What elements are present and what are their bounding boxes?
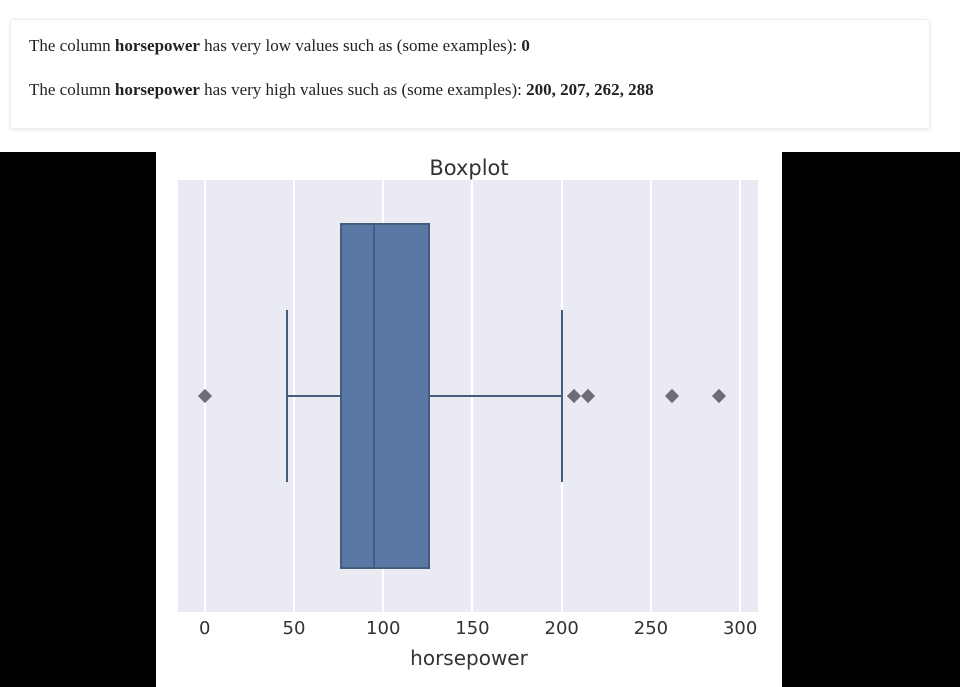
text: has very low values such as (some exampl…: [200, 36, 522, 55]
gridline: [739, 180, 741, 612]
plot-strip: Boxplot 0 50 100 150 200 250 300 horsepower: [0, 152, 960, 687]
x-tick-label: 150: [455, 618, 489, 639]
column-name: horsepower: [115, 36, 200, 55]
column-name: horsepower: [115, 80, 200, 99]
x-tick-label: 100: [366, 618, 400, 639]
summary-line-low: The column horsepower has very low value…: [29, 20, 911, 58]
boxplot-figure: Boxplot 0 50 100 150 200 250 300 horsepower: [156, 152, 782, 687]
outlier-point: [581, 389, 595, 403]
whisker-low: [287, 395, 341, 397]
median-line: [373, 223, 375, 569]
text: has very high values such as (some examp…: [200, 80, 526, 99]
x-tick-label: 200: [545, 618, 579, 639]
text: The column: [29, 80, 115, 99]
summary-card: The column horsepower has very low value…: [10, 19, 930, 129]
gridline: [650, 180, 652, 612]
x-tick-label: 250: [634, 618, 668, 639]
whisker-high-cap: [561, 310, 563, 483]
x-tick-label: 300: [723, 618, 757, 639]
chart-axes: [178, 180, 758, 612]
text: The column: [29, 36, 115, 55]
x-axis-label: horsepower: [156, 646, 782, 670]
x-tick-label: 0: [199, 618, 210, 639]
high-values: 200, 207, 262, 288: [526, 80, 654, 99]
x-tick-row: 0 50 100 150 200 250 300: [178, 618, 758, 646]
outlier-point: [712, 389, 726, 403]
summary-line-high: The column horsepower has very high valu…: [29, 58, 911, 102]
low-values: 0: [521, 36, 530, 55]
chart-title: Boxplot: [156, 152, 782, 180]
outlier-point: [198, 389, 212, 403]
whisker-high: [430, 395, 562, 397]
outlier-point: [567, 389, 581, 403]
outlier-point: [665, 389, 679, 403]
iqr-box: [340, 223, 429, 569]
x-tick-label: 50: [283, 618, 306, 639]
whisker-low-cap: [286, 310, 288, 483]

==

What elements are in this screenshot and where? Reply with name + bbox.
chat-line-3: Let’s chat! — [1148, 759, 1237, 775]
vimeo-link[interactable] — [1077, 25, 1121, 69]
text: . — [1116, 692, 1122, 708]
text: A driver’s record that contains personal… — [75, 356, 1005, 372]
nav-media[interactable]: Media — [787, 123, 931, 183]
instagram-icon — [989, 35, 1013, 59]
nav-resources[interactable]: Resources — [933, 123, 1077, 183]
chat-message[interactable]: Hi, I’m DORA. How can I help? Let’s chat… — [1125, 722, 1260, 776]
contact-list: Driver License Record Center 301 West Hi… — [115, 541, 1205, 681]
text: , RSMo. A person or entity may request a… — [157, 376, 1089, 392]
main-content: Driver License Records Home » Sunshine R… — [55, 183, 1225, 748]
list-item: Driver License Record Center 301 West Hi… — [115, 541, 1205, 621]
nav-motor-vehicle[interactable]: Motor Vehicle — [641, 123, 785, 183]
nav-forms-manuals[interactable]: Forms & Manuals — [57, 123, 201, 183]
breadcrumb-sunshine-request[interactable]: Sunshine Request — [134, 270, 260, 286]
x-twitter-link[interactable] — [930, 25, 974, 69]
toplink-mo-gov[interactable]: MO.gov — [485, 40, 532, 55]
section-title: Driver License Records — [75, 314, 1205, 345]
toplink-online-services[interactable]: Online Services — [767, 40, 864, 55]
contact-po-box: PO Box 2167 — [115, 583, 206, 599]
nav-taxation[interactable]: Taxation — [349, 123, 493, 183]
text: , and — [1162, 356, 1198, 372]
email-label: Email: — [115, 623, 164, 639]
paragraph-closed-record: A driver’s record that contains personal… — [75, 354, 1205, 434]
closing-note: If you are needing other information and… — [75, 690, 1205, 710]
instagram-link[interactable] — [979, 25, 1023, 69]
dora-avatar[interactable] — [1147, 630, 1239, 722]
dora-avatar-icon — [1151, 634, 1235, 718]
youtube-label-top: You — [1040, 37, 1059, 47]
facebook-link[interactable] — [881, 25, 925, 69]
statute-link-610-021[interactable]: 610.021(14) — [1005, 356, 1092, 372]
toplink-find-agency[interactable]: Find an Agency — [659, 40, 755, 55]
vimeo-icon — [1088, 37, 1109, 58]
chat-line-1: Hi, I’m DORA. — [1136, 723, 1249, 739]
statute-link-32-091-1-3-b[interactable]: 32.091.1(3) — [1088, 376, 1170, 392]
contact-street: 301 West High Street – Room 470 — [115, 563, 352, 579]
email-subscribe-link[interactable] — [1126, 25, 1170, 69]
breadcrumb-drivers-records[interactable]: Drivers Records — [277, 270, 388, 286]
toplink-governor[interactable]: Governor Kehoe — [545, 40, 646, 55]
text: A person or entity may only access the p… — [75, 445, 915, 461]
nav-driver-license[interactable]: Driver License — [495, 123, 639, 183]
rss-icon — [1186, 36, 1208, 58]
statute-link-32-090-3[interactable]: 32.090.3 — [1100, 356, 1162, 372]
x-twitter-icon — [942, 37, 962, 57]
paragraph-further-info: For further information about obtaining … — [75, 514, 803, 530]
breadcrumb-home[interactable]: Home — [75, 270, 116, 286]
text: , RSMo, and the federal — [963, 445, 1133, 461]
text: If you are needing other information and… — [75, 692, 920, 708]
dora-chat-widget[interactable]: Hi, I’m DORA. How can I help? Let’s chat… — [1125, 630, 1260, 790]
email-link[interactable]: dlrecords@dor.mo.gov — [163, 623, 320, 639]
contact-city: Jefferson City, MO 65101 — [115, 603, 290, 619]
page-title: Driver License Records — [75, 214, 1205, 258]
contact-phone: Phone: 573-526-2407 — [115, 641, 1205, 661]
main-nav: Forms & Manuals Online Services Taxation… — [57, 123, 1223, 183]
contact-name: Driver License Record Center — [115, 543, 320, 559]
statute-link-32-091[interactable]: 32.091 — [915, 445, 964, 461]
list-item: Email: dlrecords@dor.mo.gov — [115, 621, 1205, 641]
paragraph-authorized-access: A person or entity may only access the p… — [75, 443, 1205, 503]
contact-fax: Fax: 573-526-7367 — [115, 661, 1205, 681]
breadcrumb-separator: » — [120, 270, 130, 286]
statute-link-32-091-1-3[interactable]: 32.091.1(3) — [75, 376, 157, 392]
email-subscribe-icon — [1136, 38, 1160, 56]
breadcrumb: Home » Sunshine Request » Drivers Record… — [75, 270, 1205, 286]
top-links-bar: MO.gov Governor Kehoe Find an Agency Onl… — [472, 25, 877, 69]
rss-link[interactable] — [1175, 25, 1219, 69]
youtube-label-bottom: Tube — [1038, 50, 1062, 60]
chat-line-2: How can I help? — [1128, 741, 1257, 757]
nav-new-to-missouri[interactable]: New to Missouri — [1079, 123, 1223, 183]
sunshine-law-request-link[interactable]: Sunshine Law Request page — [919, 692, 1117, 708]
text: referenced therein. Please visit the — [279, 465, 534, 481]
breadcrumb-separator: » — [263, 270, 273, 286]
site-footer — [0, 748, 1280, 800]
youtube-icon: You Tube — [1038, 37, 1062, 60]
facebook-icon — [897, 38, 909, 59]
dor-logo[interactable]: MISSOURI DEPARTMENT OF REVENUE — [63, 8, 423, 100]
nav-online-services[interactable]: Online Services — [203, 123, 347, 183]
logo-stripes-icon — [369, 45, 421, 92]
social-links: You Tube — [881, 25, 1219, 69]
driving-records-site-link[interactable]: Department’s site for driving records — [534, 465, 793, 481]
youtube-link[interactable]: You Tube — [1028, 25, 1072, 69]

==

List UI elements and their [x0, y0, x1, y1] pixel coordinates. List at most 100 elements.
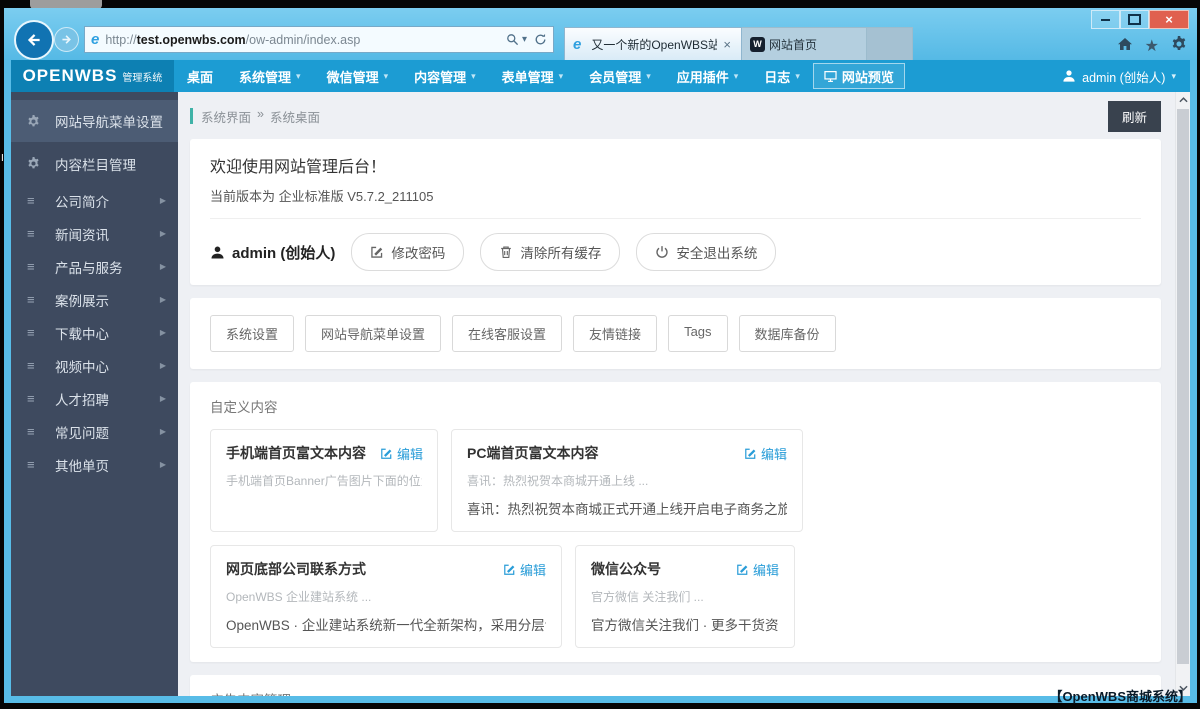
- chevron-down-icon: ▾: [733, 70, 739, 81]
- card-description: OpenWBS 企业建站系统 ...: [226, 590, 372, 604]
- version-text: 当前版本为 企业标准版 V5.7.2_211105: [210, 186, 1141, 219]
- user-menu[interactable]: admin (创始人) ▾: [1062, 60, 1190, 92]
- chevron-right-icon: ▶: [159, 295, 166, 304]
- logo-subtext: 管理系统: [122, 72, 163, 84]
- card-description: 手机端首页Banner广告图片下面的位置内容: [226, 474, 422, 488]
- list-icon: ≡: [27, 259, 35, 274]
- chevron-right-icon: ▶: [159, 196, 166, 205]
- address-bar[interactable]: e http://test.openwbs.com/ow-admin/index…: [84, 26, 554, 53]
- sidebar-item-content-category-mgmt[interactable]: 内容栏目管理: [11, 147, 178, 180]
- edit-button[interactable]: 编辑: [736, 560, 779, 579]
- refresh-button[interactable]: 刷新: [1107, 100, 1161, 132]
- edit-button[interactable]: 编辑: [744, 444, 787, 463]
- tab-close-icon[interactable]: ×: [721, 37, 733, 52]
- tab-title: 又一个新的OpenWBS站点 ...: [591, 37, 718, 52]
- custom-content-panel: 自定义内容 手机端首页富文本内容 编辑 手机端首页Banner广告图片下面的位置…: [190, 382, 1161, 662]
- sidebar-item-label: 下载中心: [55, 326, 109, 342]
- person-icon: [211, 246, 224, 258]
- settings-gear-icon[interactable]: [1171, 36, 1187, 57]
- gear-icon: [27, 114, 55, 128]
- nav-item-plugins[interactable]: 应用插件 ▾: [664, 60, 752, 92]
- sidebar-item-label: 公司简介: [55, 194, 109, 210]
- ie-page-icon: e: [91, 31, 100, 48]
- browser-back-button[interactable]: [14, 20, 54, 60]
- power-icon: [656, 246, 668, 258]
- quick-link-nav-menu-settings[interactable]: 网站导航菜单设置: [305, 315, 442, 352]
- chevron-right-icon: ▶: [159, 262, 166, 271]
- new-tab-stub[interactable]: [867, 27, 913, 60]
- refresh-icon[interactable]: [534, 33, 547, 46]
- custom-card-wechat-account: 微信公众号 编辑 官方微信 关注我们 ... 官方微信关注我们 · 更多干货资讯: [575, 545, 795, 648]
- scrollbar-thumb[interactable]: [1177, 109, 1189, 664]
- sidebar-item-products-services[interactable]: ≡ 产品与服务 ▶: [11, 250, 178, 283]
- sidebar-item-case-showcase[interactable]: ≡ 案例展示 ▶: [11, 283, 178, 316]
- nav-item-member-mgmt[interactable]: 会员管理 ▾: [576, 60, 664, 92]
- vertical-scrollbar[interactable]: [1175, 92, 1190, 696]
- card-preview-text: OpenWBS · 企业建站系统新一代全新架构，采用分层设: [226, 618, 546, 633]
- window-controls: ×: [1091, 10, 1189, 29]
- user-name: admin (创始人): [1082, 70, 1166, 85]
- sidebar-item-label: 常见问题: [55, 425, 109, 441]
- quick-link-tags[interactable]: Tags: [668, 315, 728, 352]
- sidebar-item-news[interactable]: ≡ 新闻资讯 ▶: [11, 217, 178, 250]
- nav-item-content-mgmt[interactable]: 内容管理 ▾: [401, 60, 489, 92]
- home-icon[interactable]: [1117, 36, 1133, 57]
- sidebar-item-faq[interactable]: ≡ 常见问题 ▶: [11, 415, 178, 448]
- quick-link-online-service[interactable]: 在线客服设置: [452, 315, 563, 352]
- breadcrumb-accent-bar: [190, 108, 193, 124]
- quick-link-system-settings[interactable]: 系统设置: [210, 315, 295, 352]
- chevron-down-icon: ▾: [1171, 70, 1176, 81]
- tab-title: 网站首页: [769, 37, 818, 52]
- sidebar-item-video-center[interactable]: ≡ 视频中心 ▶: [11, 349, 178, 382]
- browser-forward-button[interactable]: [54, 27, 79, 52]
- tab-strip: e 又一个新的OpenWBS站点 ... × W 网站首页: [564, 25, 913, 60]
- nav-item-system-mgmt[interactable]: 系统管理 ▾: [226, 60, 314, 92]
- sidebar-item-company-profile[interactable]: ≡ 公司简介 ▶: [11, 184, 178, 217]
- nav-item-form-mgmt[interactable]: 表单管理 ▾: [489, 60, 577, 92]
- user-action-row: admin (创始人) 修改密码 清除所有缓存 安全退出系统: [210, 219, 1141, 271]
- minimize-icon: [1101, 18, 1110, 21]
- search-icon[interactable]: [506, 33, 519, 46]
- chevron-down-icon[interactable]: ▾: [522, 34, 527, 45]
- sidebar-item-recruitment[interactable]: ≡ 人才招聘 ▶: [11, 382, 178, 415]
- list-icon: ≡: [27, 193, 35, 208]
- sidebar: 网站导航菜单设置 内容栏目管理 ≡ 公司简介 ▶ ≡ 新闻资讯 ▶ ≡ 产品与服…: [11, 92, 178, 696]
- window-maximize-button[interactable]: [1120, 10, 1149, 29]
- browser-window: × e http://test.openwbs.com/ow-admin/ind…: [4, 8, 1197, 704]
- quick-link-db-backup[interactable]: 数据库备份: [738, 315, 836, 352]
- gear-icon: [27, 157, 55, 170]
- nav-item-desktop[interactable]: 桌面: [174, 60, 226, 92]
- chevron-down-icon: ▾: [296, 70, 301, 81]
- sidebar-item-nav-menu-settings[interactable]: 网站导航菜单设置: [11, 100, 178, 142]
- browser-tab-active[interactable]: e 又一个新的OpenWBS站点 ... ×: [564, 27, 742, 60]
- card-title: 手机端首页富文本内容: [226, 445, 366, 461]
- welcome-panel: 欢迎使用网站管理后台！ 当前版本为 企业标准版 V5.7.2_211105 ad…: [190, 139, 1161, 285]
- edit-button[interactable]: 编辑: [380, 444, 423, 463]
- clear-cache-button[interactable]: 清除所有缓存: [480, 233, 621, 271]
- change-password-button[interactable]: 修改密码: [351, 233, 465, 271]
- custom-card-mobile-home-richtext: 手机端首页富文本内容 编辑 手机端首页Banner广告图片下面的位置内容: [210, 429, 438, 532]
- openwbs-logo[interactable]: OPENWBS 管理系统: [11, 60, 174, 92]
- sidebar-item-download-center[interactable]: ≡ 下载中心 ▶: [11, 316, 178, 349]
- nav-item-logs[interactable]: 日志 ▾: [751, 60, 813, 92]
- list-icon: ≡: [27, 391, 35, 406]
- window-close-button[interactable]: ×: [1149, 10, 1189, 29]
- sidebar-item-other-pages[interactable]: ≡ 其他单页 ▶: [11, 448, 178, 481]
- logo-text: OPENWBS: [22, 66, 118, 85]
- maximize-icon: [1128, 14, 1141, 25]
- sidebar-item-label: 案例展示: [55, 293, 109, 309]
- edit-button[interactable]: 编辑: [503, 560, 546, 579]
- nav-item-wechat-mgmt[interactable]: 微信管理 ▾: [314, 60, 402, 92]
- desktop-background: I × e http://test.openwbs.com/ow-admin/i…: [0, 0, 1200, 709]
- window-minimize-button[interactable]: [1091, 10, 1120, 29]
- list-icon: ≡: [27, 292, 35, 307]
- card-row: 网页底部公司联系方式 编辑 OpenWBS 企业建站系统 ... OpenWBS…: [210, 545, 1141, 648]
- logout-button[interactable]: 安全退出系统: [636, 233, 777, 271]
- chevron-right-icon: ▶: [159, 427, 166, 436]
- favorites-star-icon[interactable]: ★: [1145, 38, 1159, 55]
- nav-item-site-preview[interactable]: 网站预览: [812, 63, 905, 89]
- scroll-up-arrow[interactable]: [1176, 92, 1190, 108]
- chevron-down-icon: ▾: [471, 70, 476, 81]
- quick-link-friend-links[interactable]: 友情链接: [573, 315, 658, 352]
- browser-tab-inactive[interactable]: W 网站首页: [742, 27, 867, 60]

→ **BRIEF**:
Rewrite everything in the listing from the line containing "text: has very low" down to the line containing "x-tick-label: 200: [545, 618, 579, 639]", both included, as a numbered list with blank lines left out.

→ **RESULT FOR THIS TASK**:
1. text: has very low values such as (some exampl…: [200, 36, 522, 55]
2. gridline: [739, 180, 741, 612]
3. plot-strip: Boxplot 0 50 100 150 200 250 300 horsepower: [0, 152, 960, 687]
4. x-tick-label: 150: [455, 618, 489, 639]
5. column-name: horsepower: [115, 36, 200, 55]
6. column-name: horsepower: [115, 80, 200, 99]
7. x-tick-label: 100: [366, 618, 400, 639]
8. summary-line-low: The column horsepower has very low value…: [29, 20, 911, 58]
9. boxplot-figure: Boxplot 0 50 100 150 200 250 300 horsepower: [156, 152, 782, 687]
10. outlier-point: [581, 389, 595, 403]
11. whisker-low: [287, 395, 341, 397]
12. median-line: [373, 223, 375, 569]
13. text: has very high values such as (some examp…: [200, 80, 526, 99]
14. x-tick-label: 200: [545, 618, 579, 639]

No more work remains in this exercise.